STATED GOAL: Lift out all lines below that contain "国家危险废物名录".

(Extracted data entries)
======

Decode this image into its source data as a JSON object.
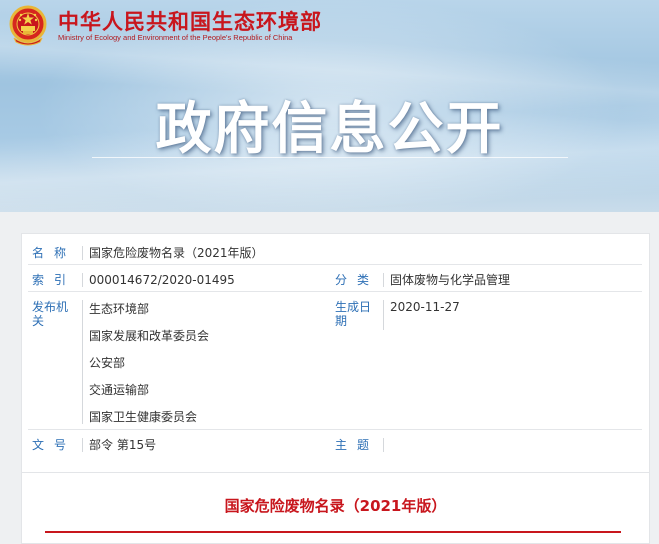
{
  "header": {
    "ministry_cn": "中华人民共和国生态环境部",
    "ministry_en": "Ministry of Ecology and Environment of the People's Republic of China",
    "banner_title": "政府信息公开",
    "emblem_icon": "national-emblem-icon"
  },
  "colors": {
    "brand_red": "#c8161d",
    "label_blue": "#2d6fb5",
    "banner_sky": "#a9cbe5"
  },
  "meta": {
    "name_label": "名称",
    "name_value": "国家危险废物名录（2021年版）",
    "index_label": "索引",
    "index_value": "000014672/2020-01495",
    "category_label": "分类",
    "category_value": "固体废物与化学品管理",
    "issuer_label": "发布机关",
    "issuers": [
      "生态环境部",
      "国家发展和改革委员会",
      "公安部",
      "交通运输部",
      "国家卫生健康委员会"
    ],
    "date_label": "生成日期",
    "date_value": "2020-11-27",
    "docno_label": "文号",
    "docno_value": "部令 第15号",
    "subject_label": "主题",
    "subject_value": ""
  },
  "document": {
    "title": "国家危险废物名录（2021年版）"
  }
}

======

RESPONSE TO THIS EXERCISE:
    "name_value": "国家危险废物名录（2021年版）",
    "title": "国家危险废物名录（2021年版）"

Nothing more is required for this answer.